**Stated exercise:** Extract each line of the records below that contains the word "ресурсов".

○ ○ ○

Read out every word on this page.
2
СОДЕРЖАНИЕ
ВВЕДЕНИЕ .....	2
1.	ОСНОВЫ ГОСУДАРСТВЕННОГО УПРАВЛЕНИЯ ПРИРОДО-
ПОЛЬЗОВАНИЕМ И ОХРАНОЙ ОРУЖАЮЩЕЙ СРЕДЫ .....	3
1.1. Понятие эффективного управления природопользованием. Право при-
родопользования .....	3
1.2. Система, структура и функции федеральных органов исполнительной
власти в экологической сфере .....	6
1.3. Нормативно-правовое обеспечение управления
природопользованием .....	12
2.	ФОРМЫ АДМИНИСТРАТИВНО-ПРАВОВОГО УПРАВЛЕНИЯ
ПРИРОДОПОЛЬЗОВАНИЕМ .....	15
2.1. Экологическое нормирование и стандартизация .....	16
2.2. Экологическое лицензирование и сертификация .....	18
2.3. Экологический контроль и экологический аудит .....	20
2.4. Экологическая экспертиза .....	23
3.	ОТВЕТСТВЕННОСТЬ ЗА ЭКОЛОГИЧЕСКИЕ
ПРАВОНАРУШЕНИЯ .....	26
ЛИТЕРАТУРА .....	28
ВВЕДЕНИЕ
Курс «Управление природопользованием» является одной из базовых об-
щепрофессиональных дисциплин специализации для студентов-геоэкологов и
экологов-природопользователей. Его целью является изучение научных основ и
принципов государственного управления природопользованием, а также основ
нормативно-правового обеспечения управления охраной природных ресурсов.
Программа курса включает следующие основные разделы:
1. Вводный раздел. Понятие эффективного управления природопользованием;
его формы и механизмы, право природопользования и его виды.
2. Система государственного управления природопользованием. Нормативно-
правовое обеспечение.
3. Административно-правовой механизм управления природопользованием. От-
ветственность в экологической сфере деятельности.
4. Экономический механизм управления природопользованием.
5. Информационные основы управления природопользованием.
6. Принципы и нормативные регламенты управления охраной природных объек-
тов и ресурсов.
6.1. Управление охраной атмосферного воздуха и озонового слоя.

○ ○ ○

**Task output:**
нормативно-правового обеспечения управления охраной природных ресурсов.
тов и ресурсов.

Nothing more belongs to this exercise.